### Exercise instructions
All of the data below must be repeated exactly.

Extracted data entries
· · · ·

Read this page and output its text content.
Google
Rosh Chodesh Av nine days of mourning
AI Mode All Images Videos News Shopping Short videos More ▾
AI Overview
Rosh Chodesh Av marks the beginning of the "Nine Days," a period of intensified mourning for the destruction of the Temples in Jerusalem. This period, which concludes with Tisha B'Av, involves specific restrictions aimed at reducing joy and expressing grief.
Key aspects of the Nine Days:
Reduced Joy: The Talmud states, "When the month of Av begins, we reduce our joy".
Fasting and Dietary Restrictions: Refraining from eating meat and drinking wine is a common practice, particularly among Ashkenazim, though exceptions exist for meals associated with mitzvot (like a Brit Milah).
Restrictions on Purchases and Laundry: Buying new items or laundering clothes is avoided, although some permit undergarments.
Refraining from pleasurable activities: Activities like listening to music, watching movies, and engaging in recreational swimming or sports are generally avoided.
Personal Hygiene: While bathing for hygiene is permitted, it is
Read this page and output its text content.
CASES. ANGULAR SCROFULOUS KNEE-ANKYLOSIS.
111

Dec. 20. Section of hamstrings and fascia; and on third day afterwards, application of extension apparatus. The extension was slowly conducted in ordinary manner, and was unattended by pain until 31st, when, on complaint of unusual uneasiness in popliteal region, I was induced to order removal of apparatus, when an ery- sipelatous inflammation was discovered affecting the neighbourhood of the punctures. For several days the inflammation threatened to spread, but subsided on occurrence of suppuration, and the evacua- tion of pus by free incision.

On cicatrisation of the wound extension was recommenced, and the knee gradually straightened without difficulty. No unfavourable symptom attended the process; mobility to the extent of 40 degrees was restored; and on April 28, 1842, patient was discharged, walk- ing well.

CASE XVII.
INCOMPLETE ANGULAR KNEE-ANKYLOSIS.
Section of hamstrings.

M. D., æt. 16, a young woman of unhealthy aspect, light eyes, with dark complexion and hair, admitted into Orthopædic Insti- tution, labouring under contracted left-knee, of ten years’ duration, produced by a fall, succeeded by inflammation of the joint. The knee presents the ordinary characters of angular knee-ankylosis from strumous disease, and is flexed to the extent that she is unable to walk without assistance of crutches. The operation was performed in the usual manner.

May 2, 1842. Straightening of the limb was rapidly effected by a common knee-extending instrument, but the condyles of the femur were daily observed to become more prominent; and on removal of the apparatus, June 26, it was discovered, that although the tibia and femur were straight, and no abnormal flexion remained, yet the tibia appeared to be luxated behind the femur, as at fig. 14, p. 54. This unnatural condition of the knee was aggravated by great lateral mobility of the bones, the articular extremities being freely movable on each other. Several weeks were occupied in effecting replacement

· · · ·

### Exercise output
Read this page and output its text content.
Google
Rosh Chodesh Av nine days of mourning
AI Mode All Images Videos News Shopping Short videos More ▾
AI Overview
Rosh Chodesh Av marks the beginning of the "Nine Days," a period of intensified mourning for the destruction of the Temples in Jerusalem. This period, which concludes with Tisha B'Av, involves specific restrictions aimed at reducing joy and expressing grief.
Key aspects of the Nine Days:
Reduced Joy: The Talmud states, "When the month of Av begins, we reduce our joy".
Fasting and Dietary Restrictions: Refraining from eating meat and drinking wine is a common practice, particularly among Ashkenazim, though exceptions exist for meals associated with mitzvot (like a Brit Milah).
Restrictions on Purchases and Laundry: Buying new items or laundering clothes is avoided, although some permit undergarments.
Refraining from pleasurable activities: Activities like listening to music, watching movies, and engaging in recreational swimming or sports are generally avoided.
Personal Hygiene: While bathing for hygiene is permitted, it is
Read this page and output its text content.
CASES. ANGULAR SCROFULOUS KNEE-ANKYLOSIS.
111

Dec. 20. Section of hamstrings and fascia; and on third day afterwards, application of extension apparatus. The extension was slowly conducted in ordinary manner, and was unattended by pain until 31st, when, on complaint of unusual uneasiness in popliteal region, I was induced to order removal of apparatus, when an ery- sipelatous inflammation was discovered affecting the neighbourhood of the punctures. For several days the inflammation threatened to spread, but subsided on occurrence of suppuration, and the evacua- tion of pus by free incision.

On cicatrisation of the wound extension was recommenced, and the knee gradually straightened without difficulty. No unfavourable symptom attended the process; mobility to the extent of 40 degrees was restored; and on April 28, 1842, patient was discharged, walk- ing well.

CASE XVII.
INCOMPLETE ANGULAR KNEE-ANKYLOSIS.
Section of hamstrings.

M. D., æt. 16, a young woman of unhealthy aspect, light eyes, with dark complexion and hair, admitted into Orthopædic Insti- tution, labouring under contracted left-knee, of ten years’ duration, produced by a fall, succeeded by inflammation of the joint. The knee presents the ordinary characters of angular knee-ankylosis from strumous disease, and is flexed to the extent that she is unable to walk without assistance of crutches. The operation was performed in the usual manner.

May 2, 1842. Straightening of the limb was rapidly effected by a common knee-extending instrument, but the condyles of the femur were daily observed to become more prominent; and on removal of the apparatus, June 26, it was discovered, that although the tibia and femur were straight, and no abnormal flexion remained, yet the tibia appeared to be luxated behind the femur, as at fig. 14, p. 54. This unnatural condition of the knee was aggravated by great lateral mobility of the bones, the articular extremities being freely movable on each other. Several weeks were occupied in effecting replacement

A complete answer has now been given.